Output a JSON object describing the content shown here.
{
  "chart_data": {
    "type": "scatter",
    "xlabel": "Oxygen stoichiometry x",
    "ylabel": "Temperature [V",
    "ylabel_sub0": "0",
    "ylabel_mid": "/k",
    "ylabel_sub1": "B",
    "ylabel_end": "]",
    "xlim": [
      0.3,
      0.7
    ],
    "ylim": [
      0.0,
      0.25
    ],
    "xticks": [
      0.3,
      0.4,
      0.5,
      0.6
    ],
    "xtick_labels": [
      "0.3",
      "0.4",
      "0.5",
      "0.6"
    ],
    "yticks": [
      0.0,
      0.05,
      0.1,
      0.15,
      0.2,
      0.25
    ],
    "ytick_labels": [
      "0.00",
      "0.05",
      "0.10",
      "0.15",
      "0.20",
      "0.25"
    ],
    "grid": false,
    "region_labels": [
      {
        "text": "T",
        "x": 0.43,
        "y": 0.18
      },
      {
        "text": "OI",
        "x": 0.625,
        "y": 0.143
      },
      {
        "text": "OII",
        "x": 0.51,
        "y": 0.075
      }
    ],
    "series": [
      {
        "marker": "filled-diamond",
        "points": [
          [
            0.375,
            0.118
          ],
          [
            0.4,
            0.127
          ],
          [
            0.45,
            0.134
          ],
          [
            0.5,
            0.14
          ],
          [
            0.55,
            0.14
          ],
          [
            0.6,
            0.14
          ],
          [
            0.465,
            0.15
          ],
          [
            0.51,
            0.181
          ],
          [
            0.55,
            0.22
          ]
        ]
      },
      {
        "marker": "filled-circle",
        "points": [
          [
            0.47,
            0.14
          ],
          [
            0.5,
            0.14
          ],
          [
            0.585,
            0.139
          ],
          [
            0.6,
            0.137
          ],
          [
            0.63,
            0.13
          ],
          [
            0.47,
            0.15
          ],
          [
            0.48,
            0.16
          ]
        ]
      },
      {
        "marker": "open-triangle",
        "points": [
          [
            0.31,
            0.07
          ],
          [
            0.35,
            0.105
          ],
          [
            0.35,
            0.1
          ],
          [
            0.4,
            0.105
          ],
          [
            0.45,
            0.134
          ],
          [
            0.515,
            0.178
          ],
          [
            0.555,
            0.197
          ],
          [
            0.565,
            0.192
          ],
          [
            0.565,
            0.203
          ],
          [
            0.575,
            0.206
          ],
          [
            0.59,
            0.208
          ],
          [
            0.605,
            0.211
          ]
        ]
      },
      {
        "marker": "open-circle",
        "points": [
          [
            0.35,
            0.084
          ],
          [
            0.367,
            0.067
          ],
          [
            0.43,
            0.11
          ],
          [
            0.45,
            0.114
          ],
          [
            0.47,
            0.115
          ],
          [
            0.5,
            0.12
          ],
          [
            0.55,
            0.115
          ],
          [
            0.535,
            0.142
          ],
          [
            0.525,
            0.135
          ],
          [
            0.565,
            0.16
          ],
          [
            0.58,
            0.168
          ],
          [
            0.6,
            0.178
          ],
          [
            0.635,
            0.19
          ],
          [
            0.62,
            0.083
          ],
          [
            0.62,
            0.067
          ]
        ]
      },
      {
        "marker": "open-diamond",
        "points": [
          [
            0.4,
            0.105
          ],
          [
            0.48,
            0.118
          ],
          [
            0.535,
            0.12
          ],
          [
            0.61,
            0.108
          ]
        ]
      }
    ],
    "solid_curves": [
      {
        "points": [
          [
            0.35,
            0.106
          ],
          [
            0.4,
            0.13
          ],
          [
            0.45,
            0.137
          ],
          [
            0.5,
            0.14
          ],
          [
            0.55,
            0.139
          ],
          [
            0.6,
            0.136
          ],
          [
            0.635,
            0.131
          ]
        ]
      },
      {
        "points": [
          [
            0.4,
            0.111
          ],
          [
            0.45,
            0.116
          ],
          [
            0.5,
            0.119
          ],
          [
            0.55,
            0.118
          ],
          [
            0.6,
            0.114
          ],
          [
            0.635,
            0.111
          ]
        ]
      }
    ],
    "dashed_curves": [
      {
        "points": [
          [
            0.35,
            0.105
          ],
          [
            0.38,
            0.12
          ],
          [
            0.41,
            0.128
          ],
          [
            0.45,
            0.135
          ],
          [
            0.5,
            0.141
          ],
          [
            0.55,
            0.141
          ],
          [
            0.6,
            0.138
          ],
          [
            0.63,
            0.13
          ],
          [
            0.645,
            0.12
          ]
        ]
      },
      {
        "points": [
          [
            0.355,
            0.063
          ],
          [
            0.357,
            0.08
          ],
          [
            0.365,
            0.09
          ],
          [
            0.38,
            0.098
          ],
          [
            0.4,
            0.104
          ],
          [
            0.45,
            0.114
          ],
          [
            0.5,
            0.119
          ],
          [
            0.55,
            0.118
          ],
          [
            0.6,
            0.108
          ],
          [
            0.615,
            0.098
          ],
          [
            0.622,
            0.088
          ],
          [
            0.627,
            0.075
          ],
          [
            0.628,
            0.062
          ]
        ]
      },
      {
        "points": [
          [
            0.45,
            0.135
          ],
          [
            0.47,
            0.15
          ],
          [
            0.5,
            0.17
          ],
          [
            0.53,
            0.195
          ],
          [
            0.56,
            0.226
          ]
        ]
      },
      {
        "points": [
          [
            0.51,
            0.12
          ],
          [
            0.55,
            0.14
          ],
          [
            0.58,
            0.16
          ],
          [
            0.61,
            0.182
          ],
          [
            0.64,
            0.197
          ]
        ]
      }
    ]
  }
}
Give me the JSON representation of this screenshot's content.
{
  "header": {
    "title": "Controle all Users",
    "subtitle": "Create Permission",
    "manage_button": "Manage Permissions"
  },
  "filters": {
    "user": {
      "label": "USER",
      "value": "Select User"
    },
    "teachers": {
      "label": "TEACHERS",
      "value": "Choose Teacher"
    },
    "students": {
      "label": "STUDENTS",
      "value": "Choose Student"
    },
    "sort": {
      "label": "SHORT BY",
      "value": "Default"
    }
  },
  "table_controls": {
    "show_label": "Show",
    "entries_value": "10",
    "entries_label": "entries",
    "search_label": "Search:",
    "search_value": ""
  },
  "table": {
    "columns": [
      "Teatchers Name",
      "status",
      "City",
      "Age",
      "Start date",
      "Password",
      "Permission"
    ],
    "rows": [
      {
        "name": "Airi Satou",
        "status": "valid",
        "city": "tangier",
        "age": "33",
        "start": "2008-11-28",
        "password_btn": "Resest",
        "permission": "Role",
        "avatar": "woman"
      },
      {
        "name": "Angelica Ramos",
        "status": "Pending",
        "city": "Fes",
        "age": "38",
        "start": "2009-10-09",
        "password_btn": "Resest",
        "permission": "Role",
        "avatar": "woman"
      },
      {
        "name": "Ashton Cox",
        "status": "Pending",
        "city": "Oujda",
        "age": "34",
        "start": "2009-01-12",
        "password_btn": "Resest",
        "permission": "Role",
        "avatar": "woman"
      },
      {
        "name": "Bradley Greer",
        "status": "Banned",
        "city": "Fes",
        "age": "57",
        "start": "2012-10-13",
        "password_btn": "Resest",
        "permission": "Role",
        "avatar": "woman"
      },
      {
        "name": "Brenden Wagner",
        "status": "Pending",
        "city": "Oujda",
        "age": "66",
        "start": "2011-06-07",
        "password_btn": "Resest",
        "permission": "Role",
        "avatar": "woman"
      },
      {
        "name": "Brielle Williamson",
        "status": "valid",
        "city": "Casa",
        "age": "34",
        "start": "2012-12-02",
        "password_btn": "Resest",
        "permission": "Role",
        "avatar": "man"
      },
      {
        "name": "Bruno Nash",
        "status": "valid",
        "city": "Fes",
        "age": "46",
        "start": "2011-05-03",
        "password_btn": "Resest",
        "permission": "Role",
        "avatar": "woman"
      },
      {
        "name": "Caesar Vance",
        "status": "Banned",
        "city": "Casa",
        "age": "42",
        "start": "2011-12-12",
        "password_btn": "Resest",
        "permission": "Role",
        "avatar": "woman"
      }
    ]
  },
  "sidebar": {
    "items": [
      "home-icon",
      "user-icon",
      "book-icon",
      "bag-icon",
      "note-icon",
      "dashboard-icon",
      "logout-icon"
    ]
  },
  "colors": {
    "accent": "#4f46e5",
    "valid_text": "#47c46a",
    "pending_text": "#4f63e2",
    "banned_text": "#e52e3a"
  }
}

○ ○ ○ ○

The exercise: Each line of the data that includes the word "circle" counts once; report the total and nothing more.

Answer below: 2